Work to do:
Wherever a line below holds the word "label", copy that line.

Records to use:
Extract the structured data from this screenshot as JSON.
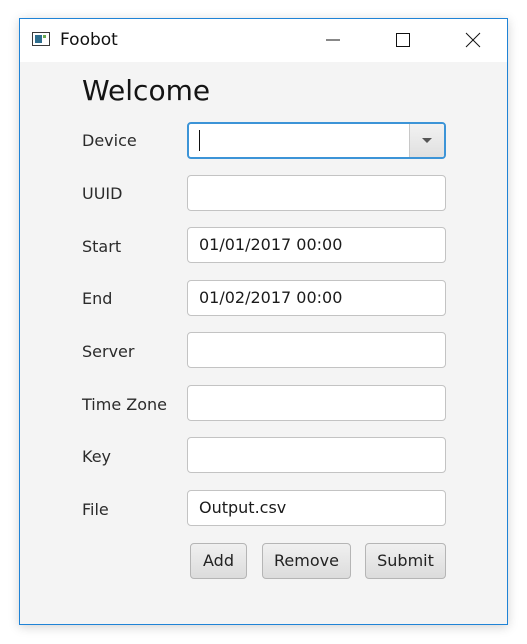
{
  "window": {
    "title": "Foobot"
  },
  "form": {
    "heading": "Welcome",
    "fields": [
      {
        "label": "Device",
        "value": ""
      },
      {
        "label": "UUID",
        "value": ""
      },
      {
        "label": "Start",
        "value": "01/01/2017 00:00"
      },
      {
        "label": "End",
        "value": "01/02/2017 00:00"
      },
      {
        "label": "Server",
        "value": ""
      },
      {
        "label": "Time Zone",
        "value": ""
      },
      {
        "label": "Key",
        "value": ""
      },
      {
        "label": "File",
        "value": "Output.csv"
      }
    ]
  },
  "buttons": {
    "add": "Add",
    "remove": "Remove",
    "submit": "Submit"
  },
  "icons": {
    "app": "app-window-icon",
    "minimize": "minimize-icon",
    "maximize": "maximize-icon",
    "close": "close-icon",
    "dropdown": "chevron-down-icon"
  },
  "colors": {
    "focus_border": "#3c94d7",
    "window_border": "#1f83d6"
  }
}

Result of the task:
        "label": "Device",
        "label": "UUID",
        "label": "Start",
        "label": "End",
        "label": "Server",
        "label": "Time Zone",
        "label": "Key",
        "label": "File",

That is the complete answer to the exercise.